> **Goal**
Restate each line of the listing exactly, without carrying over any pictures.

> **Figure data in JSON**
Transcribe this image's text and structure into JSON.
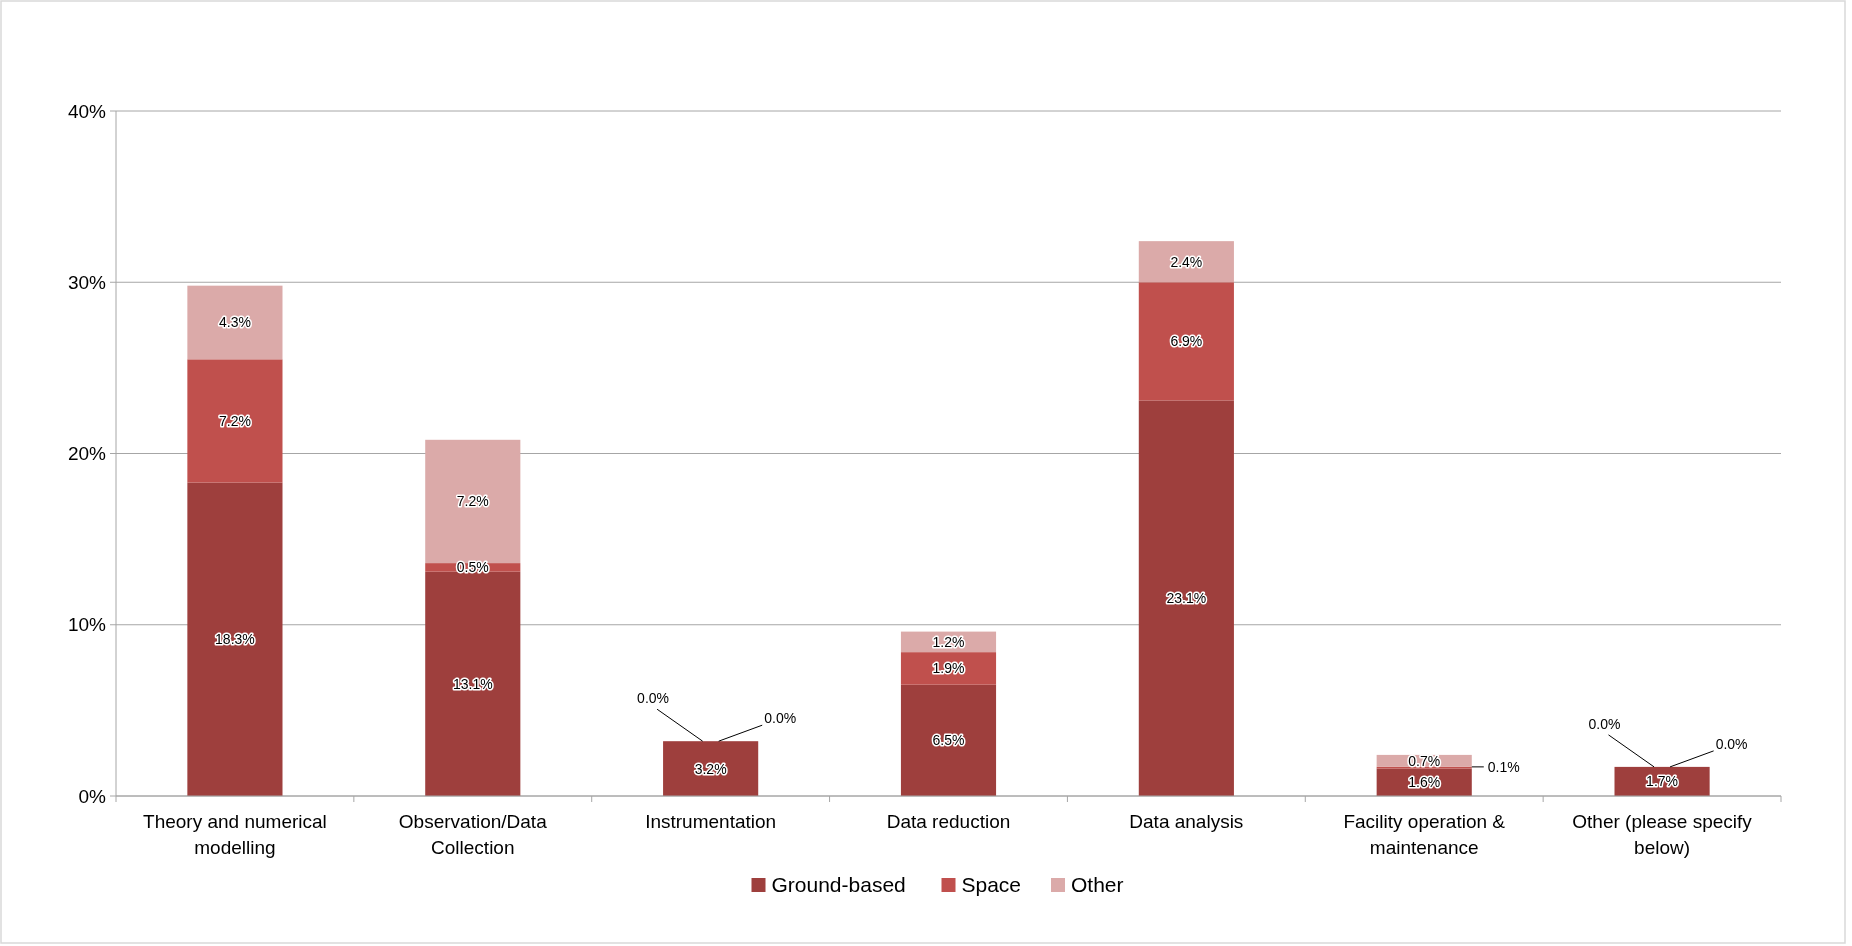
{
  "chart_data": {
    "type": "bar",
    "stacked": true,
    "categories": [
      "Theory and numerical modelling",
      "Observation/Data Collection",
      "Instrumentation",
      "Data reduction",
      "Data analysis",
      "Facility operation & maintenance",
      "Other (please specify below)"
    ],
    "series": [
      {
        "name": "Ground-based",
        "color": "#9e3f3d",
        "values": [
          18.3,
          13.1,
          3.2,
          6.5,
          23.1,
          1.6,
          1.7
        ],
        "value_labels": [
          "18.3%",
          "13.1%",
          "3.2%",
          "6.5%",
          "23.1%",
          "1.6%",
          "1.7%"
        ]
      },
      {
        "name": "Space",
        "color": "#c0504d",
        "values": [
          7.2,
          0.5,
          0.0,
          1.9,
          6.9,
          0.1,
          0.0
        ],
        "value_labels": [
          "7.2%",
          "0.5%",
          "0.0%",
          "1.9%",
          "6.9%",
          "0.1%",
          "0.0%"
        ]
      },
      {
        "name": "Other",
        "color": "#dbaaa9",
        "values": [
          4.3,
          7.2,
          0.0,
          1.2,
          2.4,
          0.7,
          0.0
        ],
        "value_labels": [
          "4.3%",
          "7.2%",
          "0.0%",
          "1.2%",
          "2.4%",
          "0.7%",
          "0.0%"
        ]
      }
    ],
    "ylim": [
      0,
      40
    ],
    "yticks": [
      {
        "value": 0,
        "label": "0%"
      },
      {
        "value": 10,
        "label": "10%"
      },
      {
        "value": 20,
        "label": "20%"
      },
      {
        "value": 30,
        "label": "30%"
      },
      {
        "value": 40,
        "label": "40%"
      }
    ],
    "grid": "y",
    "legend": "bottom"
  }
}
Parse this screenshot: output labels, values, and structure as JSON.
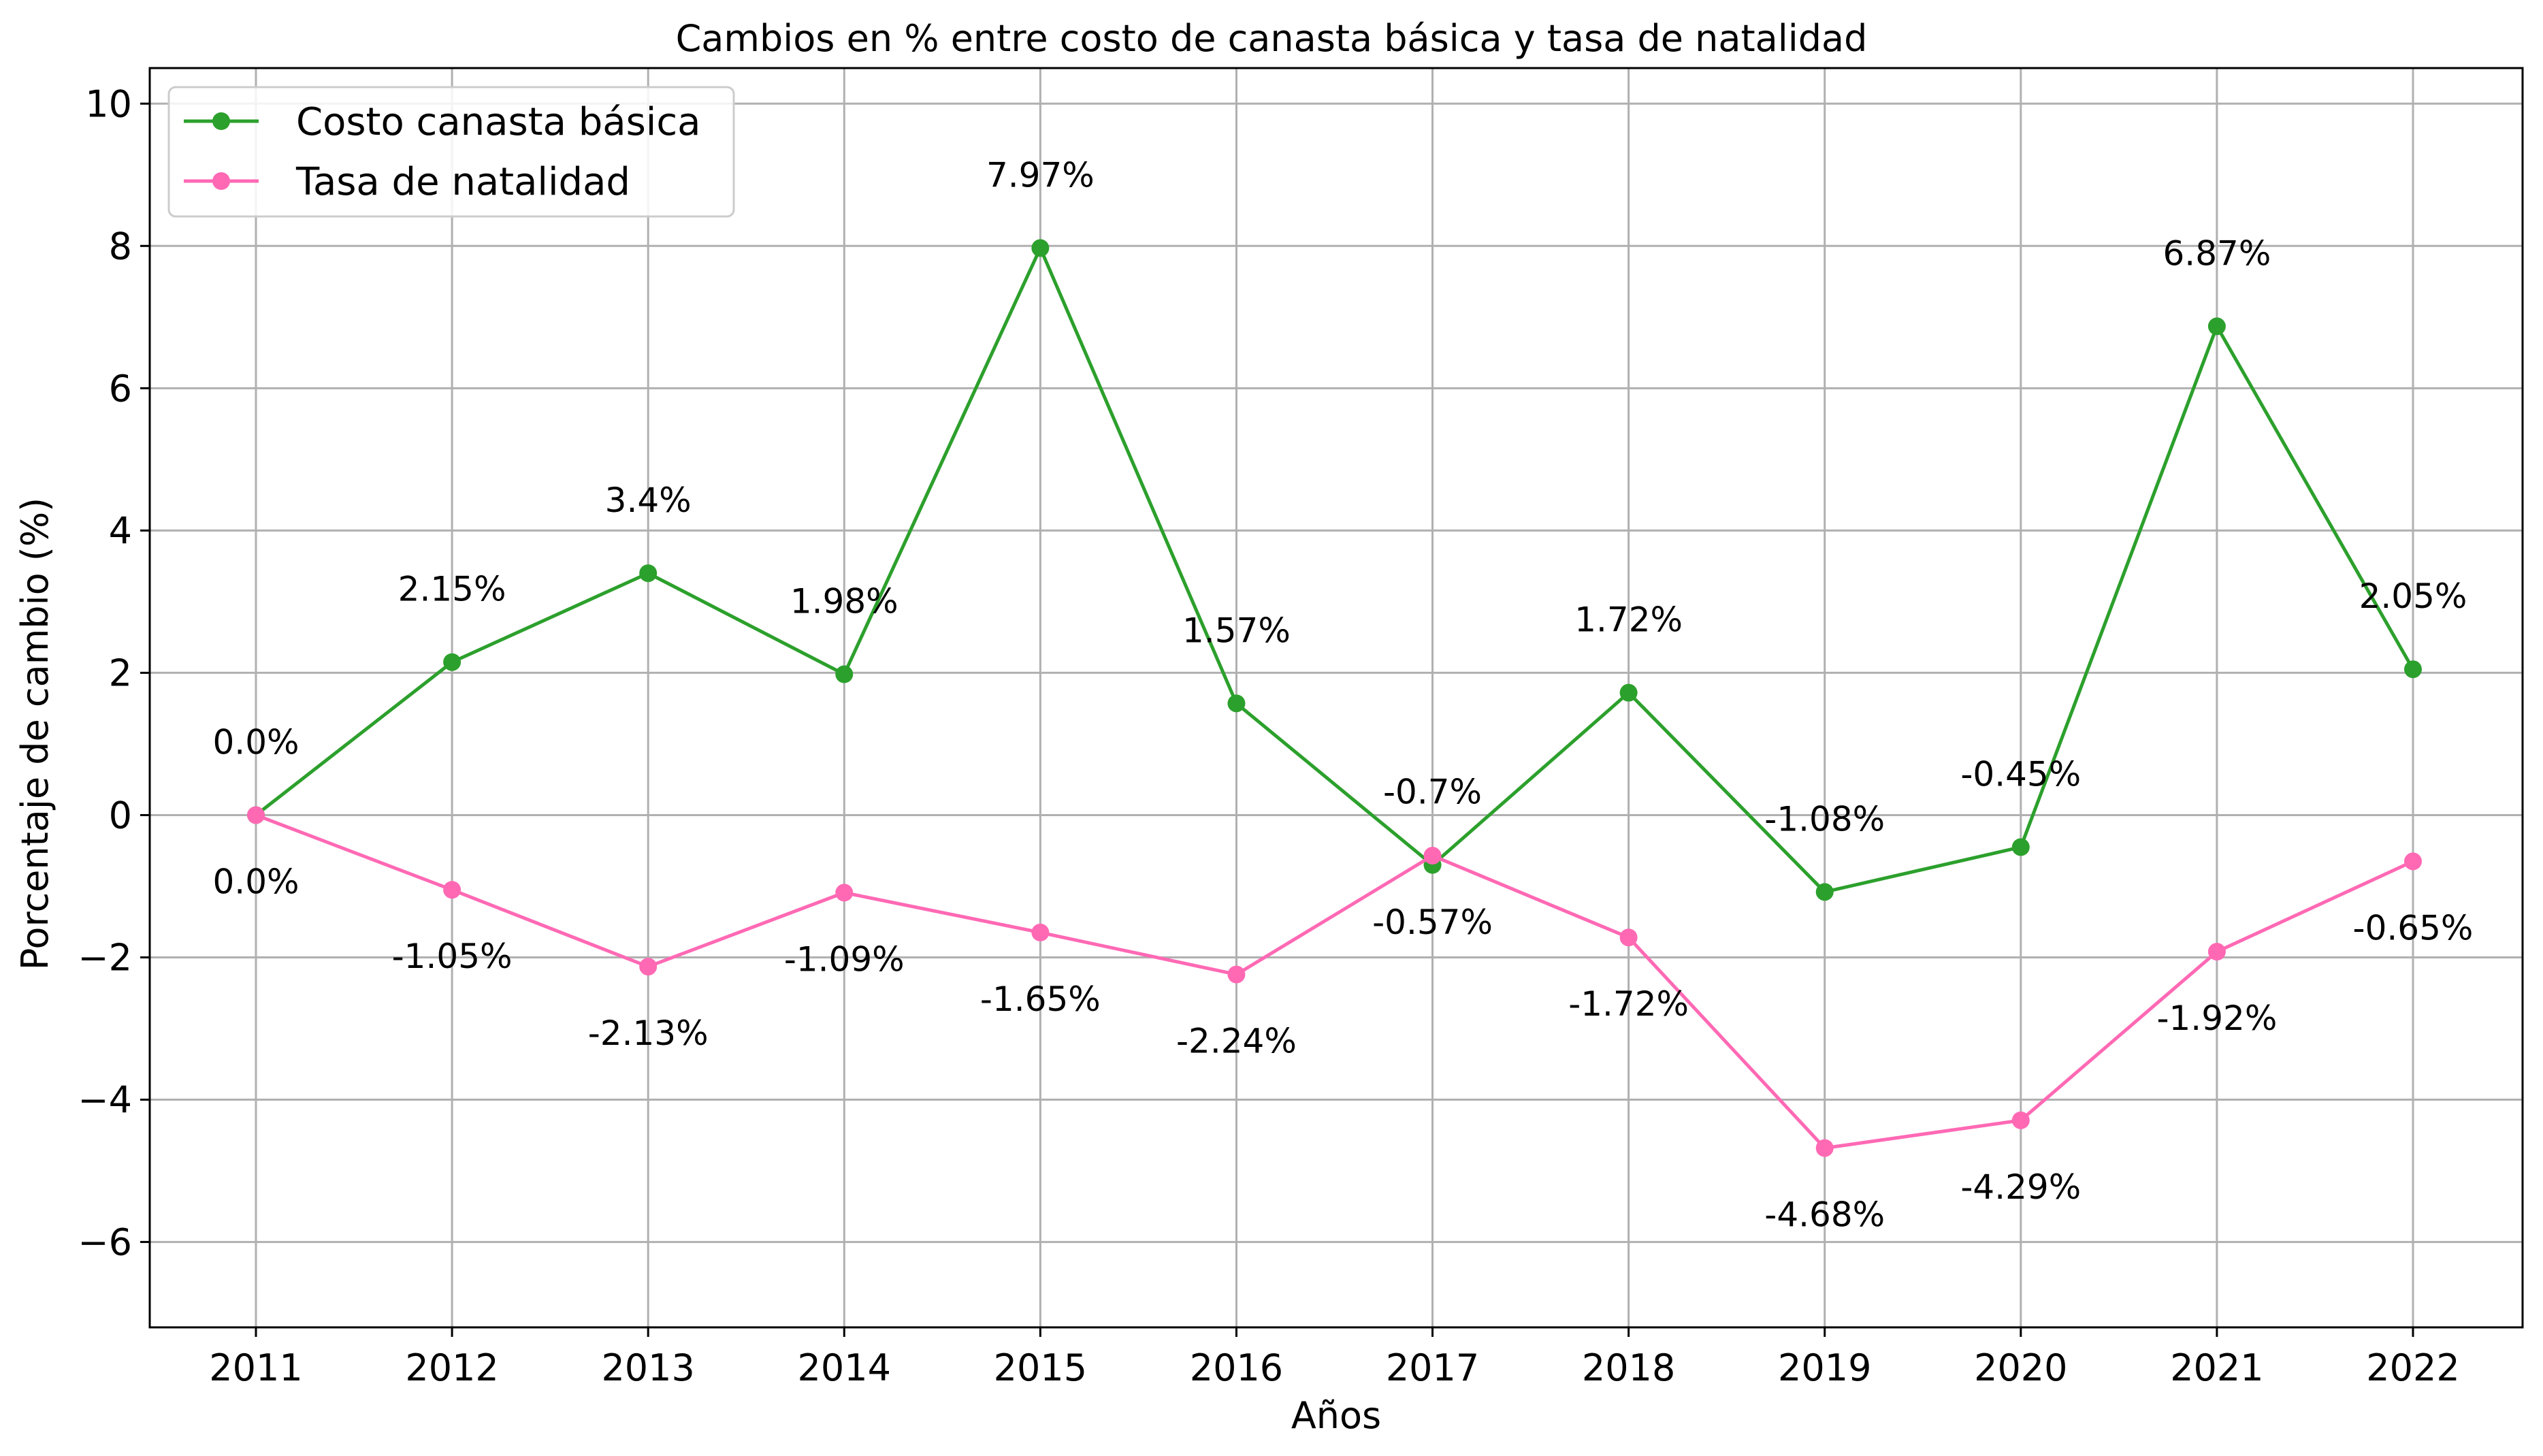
{
  "chart_data": {
    "type": "line",
    "title": "Cambios en % entre costo de canasta básica y tasa de natalidad",
    "xlabel": "Años",
    "ylabel": "Porcentaje de cambio (%)",
    "x": [
      "2011",
      "2012",
      "2013",
      "2014",
      "2015",
      "2016",
      "2017",
      "2018",
      "2019",
      "2020",
      "2021",
      "2022"
    ],
    "ylim": [
      -7.2,
      10.5
    ],
    "yticks": [
      -6,
      -4,
      -2,
      0,
      2,
      4,
      6,
      8,
      10
    ],
    "ytick_labels": [
      "−6",
      "−4",
      "−2",
      "0",
      "2",
      "4",
      "6",
      "8",
      "10"
    ],
    "grid": true,
    "legend_position": "top-left",
    "series": [
      {
        "name": "Costo canasta básica",
        "color": "#2ca02c",
        "values": [
          0.0,
          2.15,
          3.4,
          1.98,
          7.97,
          1.57,
          -0.7,
          1.72,
          -1.08,
          -0.45,
          6.87,
          2.05
        ],
        "labels": [
          "0.0%",
          "2.15%",
          "3.4%",
          "1.98%",
          "7.97%",
          "1.57%",
          "-0.7%",
          "1.72%",
          "-1.08%",
          "-0.45%",
          "6.87%",
          "2.05%"
        ]
      },
      {
        "name": "Tasa de natalidad",
        "color": "#ff69b4",
        "values": [
          0.0,
          -1.05,
          -2.13,
          -1.09,
          -1.65,
          -2.24,
          -0.57,
          -1.72,
          -4.68,
          -4.29,
          -1.92,
          -0.65
        ],
        "labels": [
          "0.0%",
          "-1.05%",
          "-2.13%",
          "-1.09%",
          "-1.65%",
          "-2.24%",
          "-0.57%",
          "-1.72%",
          "-4.68%",
          "-4.29%",
          "-1.92%",
          "-0.65%"
        ]
      }
    ]
  }
}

> **Task solution**
Transcribe this image's text and structure into JSON.
{
  "chart_data": {
    "type": "bar",
    "stacked": true,
    "categories": [
      "Theory and numerical modelling",
      "Observation/Data Collection",
      "Instrumentation",
      "Data reduction",
      "Data analysis",
      "Facility operation & maintenance",
      "Other (please specify below)"
    ],
    "series": [
      {
        "name": "Ground-based",
        "color": "#9e3f3d",
        "values": [
          18.3,
          13.1,
          3.2,
          6.5,
          23.1,
          1.6,
          1.7
        ],
        "value_labels": [
          "18.3%",
          "13.1%",
          "3.2%",
          "6.5%",
          "23.1%",
          "1.6%",
          "1.7%"
        ]
      },
      {
        "name": "Space",
        "color": "#c0504d",
        "values": [
          7.2,
          0.5,
          0.0,
          1.9,
          6.9,
          0.1,
          0.0
        ],
        "value_labels": [
          "7.2%",
          "0.5%",
          "0.0%",
          "1.9%",
          "6.9%",
          "0.1%",
          "0.0%"
        ]
      },
      {
        "name": "Other",
        "color": "#dbaaa9",
        "values": [
          4.3,
          7.2,
          0.0,
          1.2,
          2.4,
          0.7,
          0.0
        ],
        "value_labels": [
          "4.3%",
          "7.2%",
          "0.0%",
          "1.2%",
          "2.4%",
          "0.7%",
          "0.0%"
        ]
      }
    ],
    "ylim": [
      0,
      40
    ],
    "yticks": [
      {
        "value": 0,
        "label": "0%"
      },
      {
        "value": 10,
        "label": "10%"
      },
      {
        "value": 20,
        "label": "20%"
      },
      {
        "value": 30,
        "label": "30%"
      },
      {
        "value": 40,
        "label": "40%"
      }
    ],
    "grid": "y",
    "legend": "bottom"
  }
}
Parse this screenshot: output labels, values, and structure as JSON.
{
  "chart_data": {
    "type": "line",
    "title": "Cambios en % entre costo de canasta básica y tasa de natalidad",
    "xlabel": "Años",
    "ylabel": "Porcentaje de cambio (%)",
    "x": [
      "2011",
      "2012",
      "2013",
      "2014",
      "2015",
      "2016",
      "2017",
      "2018",
      "2019",
      "2020",
      "2021",
      "2022"
    ],
    "ylim": [
      -7.2,
      10.5
    ],
    "yticks": [
      -6,
      -4,
      -2,
      0,
      2,
      4,
      6,
      8,
      10
    ],
    "ytick_labels": [
      "−6",
      "−4",
      "−2",
      "0",
      "2",
      "4",
      "6",
      "8",
      "10"
    ],
    "grid": true,
    "legend_position": "top-left",
    "series": [
      {
        "name": "Costo canasta básica",
        "color": "#2ca02c",
        "values": [
          0.0,
          2.15,
          3.4,
          1.98,
          7.97,
          1.57,
          -0.7,
          1.72,
          -1.08,
          -0.45,
          6.87,
          2.05
        ],
        "labels": [
          "0.0%",
          "2.15%",
          "3.4%",
          "1.98%",
          "7.97%",
          "1.57%",
          "-0.7%",
          "1.72%",
          "-1.08%",
          "-0.45%",
          "6.87%",
          "2.05%"
        ]
      },
      {
        "name": "Tasa de natalidad",
        "color": "#ff69b4",
        "values": [
          0.0,
          -1.05,
          -2.13,
          -1.09,
          -1.65,
          -2.24,
          -0.57,
          -1.72,
          -4.68,
          -4.29,
          -1.92,
          -0.65
        ],
        "labels": [
          "0.0%",
          "-1.05%",
          "-2.13%",
          "-1.09%",
          "-1.65%",
          "-2.24%",
          "-0.57%",
          "-1.72%",
          "-4.68%",
          "-4.29%",
          "-1.92%",
          "-0.65%"
        ]
      }
    ]
  }
}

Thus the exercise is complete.